* start Records to use *

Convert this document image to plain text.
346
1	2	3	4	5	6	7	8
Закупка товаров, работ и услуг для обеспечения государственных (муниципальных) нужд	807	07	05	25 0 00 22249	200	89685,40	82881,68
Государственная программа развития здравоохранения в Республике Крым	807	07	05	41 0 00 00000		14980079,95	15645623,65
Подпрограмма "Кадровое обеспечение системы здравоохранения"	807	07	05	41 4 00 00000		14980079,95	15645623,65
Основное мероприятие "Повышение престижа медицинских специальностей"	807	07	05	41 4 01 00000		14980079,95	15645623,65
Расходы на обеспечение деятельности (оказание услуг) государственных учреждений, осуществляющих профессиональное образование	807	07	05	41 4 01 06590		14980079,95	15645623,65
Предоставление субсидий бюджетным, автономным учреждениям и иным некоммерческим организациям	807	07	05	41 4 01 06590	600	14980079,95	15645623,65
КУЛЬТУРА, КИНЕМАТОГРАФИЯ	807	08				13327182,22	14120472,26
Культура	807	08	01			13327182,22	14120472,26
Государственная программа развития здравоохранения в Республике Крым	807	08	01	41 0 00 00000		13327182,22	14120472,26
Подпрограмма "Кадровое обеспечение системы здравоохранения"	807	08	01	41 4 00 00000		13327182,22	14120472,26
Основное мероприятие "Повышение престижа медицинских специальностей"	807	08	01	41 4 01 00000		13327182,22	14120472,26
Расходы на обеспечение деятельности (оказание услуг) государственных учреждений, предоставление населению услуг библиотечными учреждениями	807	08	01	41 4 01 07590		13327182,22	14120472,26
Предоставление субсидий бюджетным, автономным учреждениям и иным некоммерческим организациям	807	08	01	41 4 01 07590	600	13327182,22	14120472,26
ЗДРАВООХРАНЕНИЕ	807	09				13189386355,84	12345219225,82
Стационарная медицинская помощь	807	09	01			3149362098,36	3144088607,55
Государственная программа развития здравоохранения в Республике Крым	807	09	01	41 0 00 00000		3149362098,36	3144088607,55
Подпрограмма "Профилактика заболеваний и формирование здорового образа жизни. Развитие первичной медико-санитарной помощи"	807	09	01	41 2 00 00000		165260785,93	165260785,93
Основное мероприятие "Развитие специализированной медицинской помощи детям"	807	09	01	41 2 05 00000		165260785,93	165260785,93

* end Records to use *

• [Set problem]: Copy all of the data exactly.

• [Answer for this exercise]:
Convert this document image to plain text.
346
1	2	3	4	5	6	7	8
Закупка товаров, работ и услуг для обеспечения государственных (муниципальных) нужд	807	07	05	25 0 00 22249	200	89685,40	82881,68
Государственная программа развития здравоохранения в Республике Крым	807	07	05	41 0 00 00000		14980079,95	15645623,65
Подпрограмма "Кадровое обеспечение системы здравоохранения"	807	07	05	41 4 00 00000		14980079,95	15645623,65
Основное мероприятие "Повышение престижа медицинских специальностей"	807	07	05	41 4 01 00000		14980079,95	15645623,65
Расходы на обеспечение деятельности (оказание услуг) государственных учреждений, осуществляющих профессиональное образование	807	07	05	41 4 01 06590		14980079,95	15645623,65
Предоставление субсидий бюджетным, автономным учреждениям и иным некоммерческим организациям	807	07	05	41 4 01 06590	600	14980079,95	15645623,65
КУЛЬТУРА, КИНЕМАТОГРАФИЯ	807	08				13327182,22	14120472,26
Культура	807	08	01			13327182,22	14120472,26
Государственная программа развития здравоохранения в Республике Крым	807	08	01	41 0 00 00000		13327182,22	14120472,26
Подпрограмма "Кадровое обеспечение системы здравоохранения"	807	08	01	41 4 00 00000		13327182,22	14120472,26
Основное мероприятие "Повышение престижа медицинских специальностей"	807	08	01	41 4 01 00000		13327182,22	14120472,26
Расходы на обеспечение деятельности (оказание услуг) государственных учреждений, предоставление населению услуг библиотечными учреждениями	807	08	01	41 4 01 07590		13327182,22	14120472,26
Предоставление субсидий бюджетным, автономным учреждениям и иным некоммерческим организациям	807	08	01	41 4 01 07590	600	13327182,22	14120472,26
ЗДРАВООХРАНЕНИЕ	807	09				13189386355,84	12345219225,82
Стационарная медицинская помощь	807	09	01			3149362098,36	3144088607,55
Государственная программа развития здравоохранения в Республике Крым	807	09	01	41 0 00 00000		3149362098,36	3144088607,55
Подпрограмма "Профилактика заболеваний и формирование здорового образа жизни. Развитие первичной медико-санитарной помощи"	807	09	01	41 2 00 00000		165260785,93	165260785,93
Основное мероприятие "Развитие специализированной медицинской помощи детям"	807	09	01	41 2 05 00000		165260785,93	165260785,93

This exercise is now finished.